• [Given request]:
Look through the records and report how many lines include the word "revenus", with no other words.
==== The records ====
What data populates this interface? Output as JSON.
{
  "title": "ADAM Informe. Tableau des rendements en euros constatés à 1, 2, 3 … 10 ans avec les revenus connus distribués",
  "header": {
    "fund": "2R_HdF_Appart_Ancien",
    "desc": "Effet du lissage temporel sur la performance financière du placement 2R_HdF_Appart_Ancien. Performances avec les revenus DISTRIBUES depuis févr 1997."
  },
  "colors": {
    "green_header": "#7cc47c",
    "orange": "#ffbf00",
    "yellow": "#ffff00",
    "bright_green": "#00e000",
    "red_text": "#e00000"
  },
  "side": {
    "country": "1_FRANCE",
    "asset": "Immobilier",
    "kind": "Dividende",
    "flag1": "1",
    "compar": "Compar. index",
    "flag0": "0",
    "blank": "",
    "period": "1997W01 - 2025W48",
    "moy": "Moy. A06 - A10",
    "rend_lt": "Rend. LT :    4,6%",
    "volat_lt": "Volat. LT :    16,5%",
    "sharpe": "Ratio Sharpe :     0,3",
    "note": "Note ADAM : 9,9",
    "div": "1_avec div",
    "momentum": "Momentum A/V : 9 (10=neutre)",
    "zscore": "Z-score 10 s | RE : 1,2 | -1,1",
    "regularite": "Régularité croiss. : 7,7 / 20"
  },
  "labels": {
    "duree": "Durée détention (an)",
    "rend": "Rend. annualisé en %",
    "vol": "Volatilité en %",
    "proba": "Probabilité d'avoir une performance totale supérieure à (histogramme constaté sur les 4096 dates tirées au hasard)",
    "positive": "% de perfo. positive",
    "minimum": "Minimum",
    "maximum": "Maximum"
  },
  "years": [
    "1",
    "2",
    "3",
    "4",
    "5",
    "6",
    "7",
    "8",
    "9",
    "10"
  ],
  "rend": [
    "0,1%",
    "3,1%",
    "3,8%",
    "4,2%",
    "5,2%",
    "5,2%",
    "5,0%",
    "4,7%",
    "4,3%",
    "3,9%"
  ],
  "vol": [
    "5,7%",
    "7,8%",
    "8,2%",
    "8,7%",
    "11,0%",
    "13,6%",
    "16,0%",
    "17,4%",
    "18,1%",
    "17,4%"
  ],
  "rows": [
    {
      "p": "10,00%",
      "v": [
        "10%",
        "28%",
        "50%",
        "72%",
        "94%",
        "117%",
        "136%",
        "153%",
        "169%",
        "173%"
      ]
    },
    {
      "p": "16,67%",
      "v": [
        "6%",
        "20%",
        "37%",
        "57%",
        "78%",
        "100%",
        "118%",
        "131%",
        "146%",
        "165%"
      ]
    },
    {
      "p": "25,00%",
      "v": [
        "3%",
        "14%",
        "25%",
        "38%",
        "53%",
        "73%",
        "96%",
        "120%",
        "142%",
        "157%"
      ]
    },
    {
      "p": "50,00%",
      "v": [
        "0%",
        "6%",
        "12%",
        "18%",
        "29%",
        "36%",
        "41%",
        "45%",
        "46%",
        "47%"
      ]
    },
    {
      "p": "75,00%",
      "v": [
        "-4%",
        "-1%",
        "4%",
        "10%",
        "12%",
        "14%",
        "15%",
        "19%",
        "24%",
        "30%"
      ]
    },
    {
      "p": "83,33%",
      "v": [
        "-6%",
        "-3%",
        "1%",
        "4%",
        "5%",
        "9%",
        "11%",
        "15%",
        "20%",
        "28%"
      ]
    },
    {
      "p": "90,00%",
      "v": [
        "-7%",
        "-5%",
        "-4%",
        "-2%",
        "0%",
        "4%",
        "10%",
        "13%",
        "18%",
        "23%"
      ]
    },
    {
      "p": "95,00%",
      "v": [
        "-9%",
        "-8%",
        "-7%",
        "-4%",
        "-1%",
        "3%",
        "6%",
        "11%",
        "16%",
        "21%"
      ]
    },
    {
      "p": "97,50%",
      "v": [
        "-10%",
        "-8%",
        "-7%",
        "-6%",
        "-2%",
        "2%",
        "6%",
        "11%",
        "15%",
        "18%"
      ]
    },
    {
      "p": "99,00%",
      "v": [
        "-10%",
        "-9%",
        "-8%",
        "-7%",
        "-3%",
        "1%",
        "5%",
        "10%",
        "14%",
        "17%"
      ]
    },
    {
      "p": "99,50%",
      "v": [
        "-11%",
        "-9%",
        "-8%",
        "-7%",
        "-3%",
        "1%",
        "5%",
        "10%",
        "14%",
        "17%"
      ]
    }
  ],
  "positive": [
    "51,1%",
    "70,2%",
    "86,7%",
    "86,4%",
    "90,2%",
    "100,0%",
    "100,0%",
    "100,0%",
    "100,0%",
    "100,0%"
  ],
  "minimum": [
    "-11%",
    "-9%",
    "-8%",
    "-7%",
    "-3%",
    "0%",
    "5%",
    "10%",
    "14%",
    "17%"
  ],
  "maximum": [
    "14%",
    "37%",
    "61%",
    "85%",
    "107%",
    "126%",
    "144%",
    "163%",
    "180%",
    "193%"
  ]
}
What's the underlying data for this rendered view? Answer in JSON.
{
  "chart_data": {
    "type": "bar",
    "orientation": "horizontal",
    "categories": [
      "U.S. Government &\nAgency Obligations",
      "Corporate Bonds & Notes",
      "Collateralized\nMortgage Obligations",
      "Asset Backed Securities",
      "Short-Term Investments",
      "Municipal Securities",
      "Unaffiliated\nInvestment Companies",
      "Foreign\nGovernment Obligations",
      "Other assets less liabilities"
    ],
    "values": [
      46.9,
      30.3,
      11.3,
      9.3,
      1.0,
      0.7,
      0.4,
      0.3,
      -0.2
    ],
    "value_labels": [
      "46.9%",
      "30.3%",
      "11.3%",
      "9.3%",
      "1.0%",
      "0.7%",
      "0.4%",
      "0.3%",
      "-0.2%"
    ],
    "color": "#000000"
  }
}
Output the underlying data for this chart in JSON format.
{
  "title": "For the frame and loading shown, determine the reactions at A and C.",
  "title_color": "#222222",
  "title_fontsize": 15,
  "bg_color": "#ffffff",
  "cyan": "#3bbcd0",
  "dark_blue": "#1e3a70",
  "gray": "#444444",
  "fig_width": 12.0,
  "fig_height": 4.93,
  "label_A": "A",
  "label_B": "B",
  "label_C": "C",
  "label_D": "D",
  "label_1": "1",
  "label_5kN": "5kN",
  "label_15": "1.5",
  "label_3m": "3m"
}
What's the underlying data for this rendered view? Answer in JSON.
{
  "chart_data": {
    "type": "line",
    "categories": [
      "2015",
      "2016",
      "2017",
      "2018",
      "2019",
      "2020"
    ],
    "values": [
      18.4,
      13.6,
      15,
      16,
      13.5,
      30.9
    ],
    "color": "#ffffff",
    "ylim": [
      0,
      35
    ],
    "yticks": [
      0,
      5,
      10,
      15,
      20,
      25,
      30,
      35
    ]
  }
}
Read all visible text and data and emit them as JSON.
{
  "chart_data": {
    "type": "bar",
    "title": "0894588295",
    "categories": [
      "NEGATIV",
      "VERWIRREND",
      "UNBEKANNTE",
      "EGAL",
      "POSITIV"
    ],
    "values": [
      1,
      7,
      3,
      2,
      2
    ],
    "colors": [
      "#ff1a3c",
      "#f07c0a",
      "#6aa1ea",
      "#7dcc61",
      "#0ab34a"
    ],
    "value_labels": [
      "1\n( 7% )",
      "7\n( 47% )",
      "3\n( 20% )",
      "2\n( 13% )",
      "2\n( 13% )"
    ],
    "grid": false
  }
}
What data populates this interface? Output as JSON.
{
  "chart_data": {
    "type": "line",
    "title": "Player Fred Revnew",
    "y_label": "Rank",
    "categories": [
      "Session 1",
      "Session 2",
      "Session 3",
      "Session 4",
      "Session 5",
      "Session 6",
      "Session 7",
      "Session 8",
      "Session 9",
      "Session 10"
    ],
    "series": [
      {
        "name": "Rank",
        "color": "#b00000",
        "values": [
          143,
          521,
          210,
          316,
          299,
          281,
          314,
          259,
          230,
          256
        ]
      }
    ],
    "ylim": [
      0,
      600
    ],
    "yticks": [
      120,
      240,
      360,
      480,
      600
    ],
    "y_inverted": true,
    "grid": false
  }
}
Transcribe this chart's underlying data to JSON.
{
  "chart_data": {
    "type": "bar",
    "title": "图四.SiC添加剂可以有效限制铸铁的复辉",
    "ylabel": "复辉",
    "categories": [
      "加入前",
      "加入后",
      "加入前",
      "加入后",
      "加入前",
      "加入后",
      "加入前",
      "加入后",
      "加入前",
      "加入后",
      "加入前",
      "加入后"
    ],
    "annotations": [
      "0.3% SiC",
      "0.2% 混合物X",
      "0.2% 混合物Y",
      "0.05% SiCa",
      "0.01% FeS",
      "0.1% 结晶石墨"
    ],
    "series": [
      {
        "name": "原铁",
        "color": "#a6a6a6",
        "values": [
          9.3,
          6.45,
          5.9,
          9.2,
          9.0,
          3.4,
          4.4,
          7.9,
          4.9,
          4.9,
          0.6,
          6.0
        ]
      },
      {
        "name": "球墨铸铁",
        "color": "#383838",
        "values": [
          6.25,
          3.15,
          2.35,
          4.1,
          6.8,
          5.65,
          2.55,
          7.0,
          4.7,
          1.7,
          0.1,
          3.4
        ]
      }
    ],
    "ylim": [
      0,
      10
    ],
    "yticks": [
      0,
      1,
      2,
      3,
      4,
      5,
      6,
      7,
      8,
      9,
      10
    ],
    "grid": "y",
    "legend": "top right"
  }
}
====
• [Written response]:
2